(Excerpt from a dataset)
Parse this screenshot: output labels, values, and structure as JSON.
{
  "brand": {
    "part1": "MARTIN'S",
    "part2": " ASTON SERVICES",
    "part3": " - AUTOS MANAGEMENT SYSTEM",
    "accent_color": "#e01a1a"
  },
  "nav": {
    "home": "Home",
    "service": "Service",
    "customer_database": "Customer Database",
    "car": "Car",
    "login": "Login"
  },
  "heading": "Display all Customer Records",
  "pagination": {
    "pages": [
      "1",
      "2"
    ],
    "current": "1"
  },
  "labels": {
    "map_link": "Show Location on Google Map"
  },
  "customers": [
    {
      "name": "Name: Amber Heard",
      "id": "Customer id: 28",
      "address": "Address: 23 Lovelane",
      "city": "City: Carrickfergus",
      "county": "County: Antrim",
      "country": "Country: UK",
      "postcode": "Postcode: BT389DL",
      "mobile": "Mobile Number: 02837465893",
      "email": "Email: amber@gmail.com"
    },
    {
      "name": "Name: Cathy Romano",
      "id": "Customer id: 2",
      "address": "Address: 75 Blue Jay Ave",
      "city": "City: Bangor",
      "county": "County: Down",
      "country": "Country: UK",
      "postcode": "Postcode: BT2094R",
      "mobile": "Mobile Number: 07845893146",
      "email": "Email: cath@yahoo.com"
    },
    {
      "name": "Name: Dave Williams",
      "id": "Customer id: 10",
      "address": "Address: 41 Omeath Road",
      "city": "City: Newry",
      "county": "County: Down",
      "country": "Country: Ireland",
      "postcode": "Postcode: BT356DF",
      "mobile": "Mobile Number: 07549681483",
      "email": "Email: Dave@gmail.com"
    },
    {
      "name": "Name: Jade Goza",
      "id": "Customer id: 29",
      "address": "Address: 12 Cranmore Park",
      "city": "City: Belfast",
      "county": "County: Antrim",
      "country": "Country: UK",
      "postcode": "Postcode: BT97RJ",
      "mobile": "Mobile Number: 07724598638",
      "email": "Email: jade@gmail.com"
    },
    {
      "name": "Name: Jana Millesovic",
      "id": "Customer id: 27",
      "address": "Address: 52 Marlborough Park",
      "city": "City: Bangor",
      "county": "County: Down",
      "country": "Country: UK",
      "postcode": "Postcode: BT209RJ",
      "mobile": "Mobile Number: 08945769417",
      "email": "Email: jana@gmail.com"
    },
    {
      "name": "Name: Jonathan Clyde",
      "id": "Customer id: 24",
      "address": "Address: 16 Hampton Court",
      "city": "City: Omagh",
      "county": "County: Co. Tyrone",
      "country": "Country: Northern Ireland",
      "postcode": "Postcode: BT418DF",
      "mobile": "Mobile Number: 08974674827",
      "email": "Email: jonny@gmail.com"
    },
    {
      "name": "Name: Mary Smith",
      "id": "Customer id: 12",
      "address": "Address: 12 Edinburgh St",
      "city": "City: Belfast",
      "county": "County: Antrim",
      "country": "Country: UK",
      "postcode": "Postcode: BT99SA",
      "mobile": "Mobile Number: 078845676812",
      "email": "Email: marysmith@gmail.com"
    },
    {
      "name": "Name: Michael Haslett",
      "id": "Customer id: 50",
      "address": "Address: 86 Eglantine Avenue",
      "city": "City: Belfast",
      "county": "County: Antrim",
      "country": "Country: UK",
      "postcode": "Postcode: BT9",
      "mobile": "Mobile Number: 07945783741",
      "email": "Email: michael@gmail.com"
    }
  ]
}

### Task:
Give only the count of lines in which the string "Number" appears.

### Task result:
8